[START DATASET RECORDS]
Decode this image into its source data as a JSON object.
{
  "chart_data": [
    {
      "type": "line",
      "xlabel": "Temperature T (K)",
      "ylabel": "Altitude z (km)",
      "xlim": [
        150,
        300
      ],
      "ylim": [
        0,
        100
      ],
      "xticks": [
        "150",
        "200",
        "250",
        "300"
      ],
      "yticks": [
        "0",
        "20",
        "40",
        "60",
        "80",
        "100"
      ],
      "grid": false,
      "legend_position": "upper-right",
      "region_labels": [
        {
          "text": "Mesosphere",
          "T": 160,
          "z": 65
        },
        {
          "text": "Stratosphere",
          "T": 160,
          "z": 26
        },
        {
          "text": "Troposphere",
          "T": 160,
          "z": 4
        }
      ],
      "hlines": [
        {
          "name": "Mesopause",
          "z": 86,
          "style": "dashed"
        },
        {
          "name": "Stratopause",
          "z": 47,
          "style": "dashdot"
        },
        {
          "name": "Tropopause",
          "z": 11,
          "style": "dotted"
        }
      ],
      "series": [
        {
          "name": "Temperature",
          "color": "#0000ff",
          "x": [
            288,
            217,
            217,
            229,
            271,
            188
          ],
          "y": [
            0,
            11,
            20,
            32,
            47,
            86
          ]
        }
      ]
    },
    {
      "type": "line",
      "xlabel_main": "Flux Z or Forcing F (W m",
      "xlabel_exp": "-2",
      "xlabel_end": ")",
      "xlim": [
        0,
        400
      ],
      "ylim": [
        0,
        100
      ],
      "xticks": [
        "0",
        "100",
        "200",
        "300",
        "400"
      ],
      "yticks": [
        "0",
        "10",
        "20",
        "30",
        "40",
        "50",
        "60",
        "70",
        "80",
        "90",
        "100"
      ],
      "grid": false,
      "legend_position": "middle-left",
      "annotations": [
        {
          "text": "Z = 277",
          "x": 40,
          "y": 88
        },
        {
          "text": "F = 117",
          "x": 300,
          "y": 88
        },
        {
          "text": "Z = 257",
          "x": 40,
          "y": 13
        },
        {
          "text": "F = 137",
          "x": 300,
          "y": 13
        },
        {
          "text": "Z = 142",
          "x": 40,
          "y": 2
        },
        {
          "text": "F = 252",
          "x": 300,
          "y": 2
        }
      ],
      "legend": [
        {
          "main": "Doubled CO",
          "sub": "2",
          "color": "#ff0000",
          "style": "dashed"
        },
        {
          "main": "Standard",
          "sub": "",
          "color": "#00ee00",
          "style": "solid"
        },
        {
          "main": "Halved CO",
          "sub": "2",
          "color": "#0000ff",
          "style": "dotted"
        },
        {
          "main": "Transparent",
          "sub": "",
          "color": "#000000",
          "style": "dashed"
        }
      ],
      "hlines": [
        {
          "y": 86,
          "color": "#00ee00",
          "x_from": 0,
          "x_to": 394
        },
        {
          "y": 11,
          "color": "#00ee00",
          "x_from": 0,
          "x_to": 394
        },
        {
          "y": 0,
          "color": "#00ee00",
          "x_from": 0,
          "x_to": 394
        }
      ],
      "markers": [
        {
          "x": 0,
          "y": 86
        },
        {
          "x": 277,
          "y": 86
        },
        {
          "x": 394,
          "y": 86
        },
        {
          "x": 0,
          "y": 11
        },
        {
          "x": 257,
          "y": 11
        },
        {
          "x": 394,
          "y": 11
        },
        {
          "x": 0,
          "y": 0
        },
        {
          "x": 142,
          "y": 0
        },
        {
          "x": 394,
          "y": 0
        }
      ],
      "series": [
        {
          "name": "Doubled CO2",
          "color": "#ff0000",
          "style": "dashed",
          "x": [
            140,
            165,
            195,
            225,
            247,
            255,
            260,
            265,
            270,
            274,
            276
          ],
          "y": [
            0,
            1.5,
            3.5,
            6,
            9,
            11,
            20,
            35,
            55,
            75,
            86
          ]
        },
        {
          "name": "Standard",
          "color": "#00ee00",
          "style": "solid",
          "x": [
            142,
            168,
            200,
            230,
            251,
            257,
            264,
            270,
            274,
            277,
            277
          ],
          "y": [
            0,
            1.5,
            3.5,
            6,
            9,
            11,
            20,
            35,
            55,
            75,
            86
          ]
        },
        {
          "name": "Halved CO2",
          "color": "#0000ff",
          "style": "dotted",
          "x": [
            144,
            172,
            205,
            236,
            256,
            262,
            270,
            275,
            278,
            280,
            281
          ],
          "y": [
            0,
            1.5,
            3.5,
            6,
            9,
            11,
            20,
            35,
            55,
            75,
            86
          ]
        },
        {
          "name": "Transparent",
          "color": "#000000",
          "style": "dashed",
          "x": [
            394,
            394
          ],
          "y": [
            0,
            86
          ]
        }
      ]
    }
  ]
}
[END DATASET RECORDS]
§ **PROMPT**: Extract each entry in full and write it down exactly.

§ **EXERCISE RESPONSE**:
Decode this image into its source data as a JSON object.
{
  "chart_data": [
    {
      "type": "line",
      "xlabel": "Temperature T (K)",
      "ylabel": "Altitude z (km)",
      "xlim": [
        150,
        300
      ],
      "ylim": [
        0,
        100
      ],
      "xticks": [
        "150",
        "200",
        "250",
        "300"
      ],
      "yticks": [
        "0",
        "20",
        "40",
        "60",
        "80",
        "100"
      ],
      "grid": false,
      "legend_position": "upper-right",
      "region_labels": [
        {
          "text": "Mesosphere",
          "T": 160,
          "z": 65
        },
        {
          "text": "Stratosphere",
          "T": 160,
          "z": 26
        },
        {
          "text": "Troposphere",
          "T": 160,
          "z": 4
        }
      ],
      "hlines": [
        {
          "name": "Mesopause",
          "z": 86,
          "style": "dashed"
        },
        {
          "name": "Stratopause",
          "z": 47,
          "style": "dashdot"
        },
        {
          "name": "Tropopause",
          "z": 11,
          "style": "dotted"
        }
      ],
      "series": [
        {
          "name": "Temperature",
          "color": "#0000ff",
          "x": [
            288,
            217,
            217,
            229,
            271,
            188
          ],
          "y": [
            0,
            11,
            20,
            32,
            47,
            86
          ]
        }
      ]
    },
    {
      "type": "line",
      "xlabel_main": "Flux Z or Forcing F (W m",
      "xlabel_exp": "-2",
      "xlabel_end": ")",
      "xlim": [
        0,
        400
      ],
      "ylim": [
        0,
        100
      ],
      "xticks": [
        "0",
        "100",
        "200",
        "300",
        "400"
      ],
      "yticks": [
        "0",
        "10",
        "20",
        "30",
        "40",
        "50",
        "60",
        "70",
        "80",
        "90",
        "100"
      ],
      "grid": false,
      "legend_position": "middle-left",
      "annotations": [
        {
          "text": "Z = 277",
          "x": 40,
          "y": 88
        },
        {
          "text": "F = 117",
          "x": 300,
          "y": 88
        },
        {
          "text": "Z = 257",
          "x": 40,
          "y": 13
        },
        {
          "text": "F = 137",
          "x": 300,
          "y": 13
        },
        {
          "text": "Z = 142",
          "x": 40,
          "y": 2
        },
        {
          "text": "F = 252",
          "x": 300,
          "y": 2
        }
      ],
      "legend": [
        {
          "main": "Doubled CO",
          "sub": "2",
          "color": "#ff0000",
          "style": "dashed"
        },
        {
          "main": "Standard",
          "sub": "",
          "color": "#00ee00",
          "style": "solid"
        },
        {
          "main": "Halved CO",
          "sub": "2",
          "color": "#0000ff",
          "style": "dotted"
        },
        {
          "main": "Transparent",
          "sub": "",
          "color": "#000000",
          "style": "dashed"
        }
      ],
      "hlines": [
        {
          "y": 86,
          "color": "#00ee00",
          "x_from": 0,
          "x_to": 394
        },
        {
          "y": 11,
          "color": "#00ee00",
          "x_from": 0,
          "x_to": 394
        },
        {
          "y": 0,
          "color": "#00ee00",
          "x_from": 0,
          "x_to": 394
        }
      ],
      "markers": [
        {
          "x": 0,
          "y": 86
        },
        {
          "x": 277,
          "y": 86
        },
        {
          "x": 394,
          "y": 86
        },
        {
          "x": 0,
          "y": 11
        },
        {
          "x": 257,
          "y": 11
        },
        {
          "x": 394,
          "y": 11
        },
        {
          "x": 0,
          "y": 0
        },
        {
          "x": 142,
          "y": 0
        },
        {
          "x": 394,
          "y": 0
        }
      ],
      "series": [
        {
          "name": "Doubled CO2",
          "color": "#ff0000",
          "style": "dashed",
          "x": [
            140,
            165,
            195,
            225,
            247,
            255,
            260,
            265,
            270,
            274,
            276
          ],
          "y": [
            0,
            1.5,
            3.5,
            6,
            9,
            11,
            20,
            35,
            55,
            75,
            86
          ]
        },
        {
          "name": "Standard",
          "color": "#00ee00",
          "style": "solid",
          "x": [
            142,
            168,
            200,
            230,
            251,
            257,
            264,
            270,
            274,
            277,
            277
          ],
          "y": [
            0,
            1.5,
            3.5,
            6,
            9,
            11,
            20,
            35,
            55,
            75,
            86
          ]
        },
        {
          "name": "Halved CO2",
          "color": "#0000ff",
          "style": "dotted",
          "x": [
            144,
            172,
            205,
            236,
            256,
            262,
            270,
            275,
            278,
            280,
            281
          ],
          "y": [
            0,
            1.5,
            3.5,
            6,
            9,
            11,
            20,
            35,
            55,
            75,
            86
          ]
        },
        {
          "name": "Transparent",
          "color": "#000000",
          "style": "dashed",
          "x": [
            394,
            394
          ],
          "y": [
            0,
            86
          ]
        }
      ]
    }
  ]
}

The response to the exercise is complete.